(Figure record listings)
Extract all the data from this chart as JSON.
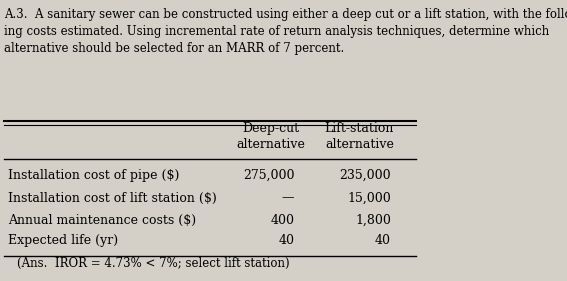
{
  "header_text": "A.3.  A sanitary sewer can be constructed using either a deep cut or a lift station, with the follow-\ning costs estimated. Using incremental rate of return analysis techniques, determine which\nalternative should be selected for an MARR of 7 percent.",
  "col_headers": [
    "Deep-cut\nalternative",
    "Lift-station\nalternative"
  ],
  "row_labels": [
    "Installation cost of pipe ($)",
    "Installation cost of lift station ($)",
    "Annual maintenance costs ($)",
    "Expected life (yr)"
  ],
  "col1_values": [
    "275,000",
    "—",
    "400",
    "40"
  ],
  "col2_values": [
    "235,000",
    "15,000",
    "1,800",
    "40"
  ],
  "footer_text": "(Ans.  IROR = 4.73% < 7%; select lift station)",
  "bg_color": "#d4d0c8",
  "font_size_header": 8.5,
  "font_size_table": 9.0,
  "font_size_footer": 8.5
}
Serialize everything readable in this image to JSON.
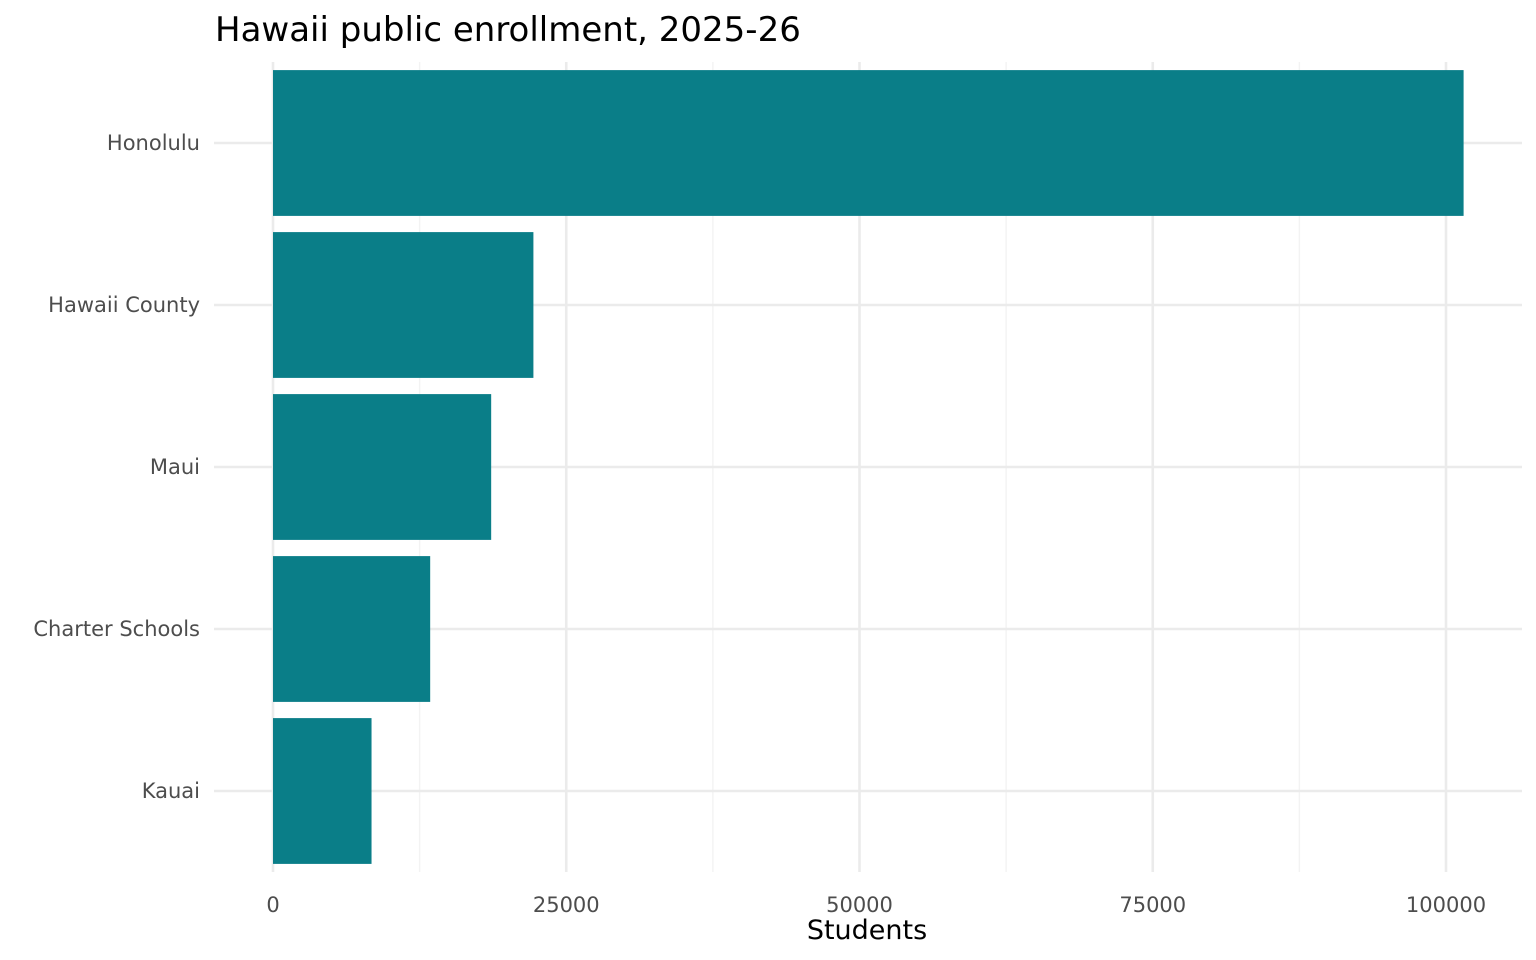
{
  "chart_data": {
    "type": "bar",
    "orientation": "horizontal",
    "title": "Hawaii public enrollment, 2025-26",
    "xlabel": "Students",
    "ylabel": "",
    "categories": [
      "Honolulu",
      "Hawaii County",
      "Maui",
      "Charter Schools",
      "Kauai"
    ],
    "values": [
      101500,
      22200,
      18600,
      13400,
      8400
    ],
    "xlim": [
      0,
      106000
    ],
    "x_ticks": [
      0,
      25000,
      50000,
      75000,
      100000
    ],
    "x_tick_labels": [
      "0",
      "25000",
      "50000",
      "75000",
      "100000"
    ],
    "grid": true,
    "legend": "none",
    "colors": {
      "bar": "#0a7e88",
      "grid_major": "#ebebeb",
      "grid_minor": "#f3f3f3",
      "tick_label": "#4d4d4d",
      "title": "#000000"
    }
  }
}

▶ _STATED PROBLEM_
Write out every entry again word for word, without any of the pictures.

▶ _WRITTEN ANSWER_
Extract all the data from this chart as JSON.
{
  "header_text": "A.3.  A sanitary sewer can be constructed using either a deep cut or a lift station, with the follow-\ning costs estimated. Using incremental rate of return analysis techniques, determine which\nalternative should be selected for an MARR of 7 percent.",
  "col_headers": [
    "Deep-cut\nalternative",
    "Lift-station\nalternative"
  ],
  "row_labels": [
    "Installation cost of pipe ($)",
    "Installation cost of lift station ($)",
    "Annual maintenance costs ($)",
    "Expected life (yr)"
  ],
  "col1_values": [
    "275,000",
    "—",
    "400",
    "40"
  ],
  "col2_values": [
    "235,000",
    "15,000",
    "1,800",
    "40"
  ],
  "footer_text": "(Ans.  IROR = 4.73% < 7%; select lift station)",
  "bg_color": "#d4d0c8",
  "font_size_header": 8.5,
  "font_size_table": 9.0,
  "font_size_footer": 8.5
}
Serialize everything readable in this image to JSON.
{
  "chart_data": {
    "type": "bar",
    "orientation": "horizontal",
    "title": "Hawaii public enrollment, 2025-26",
    "xlabel": "Students",
    "ylabel": "",
    "categories": [
      "Honolulu",
      "Hawaii County",
      "Maui",
      "Charter Schools",
      "Kauai"
    ],
    "values": [
      101500,
      22200,
      18600,
      13400,
      8400
    ],
    "xlim": [
      0,
      106000
    ],
    "x_ticks": [
      0,
      25000,
      50000,
      75000,
      100000
    ],
    "x_tick_labels": [
      "0",
      "25000",
      "50000",
      "75000",
      "100000"
    ],
    "grid": true,
    "legend": "none",
    "colors": {
      "bar": "#0a7e88",
      "grid_major": "#ebebeb",
      "grid_minor": "#f3f3f3",
      "tick_label": "#4d4d4d",
      "title": "#000000"
    }
  }
}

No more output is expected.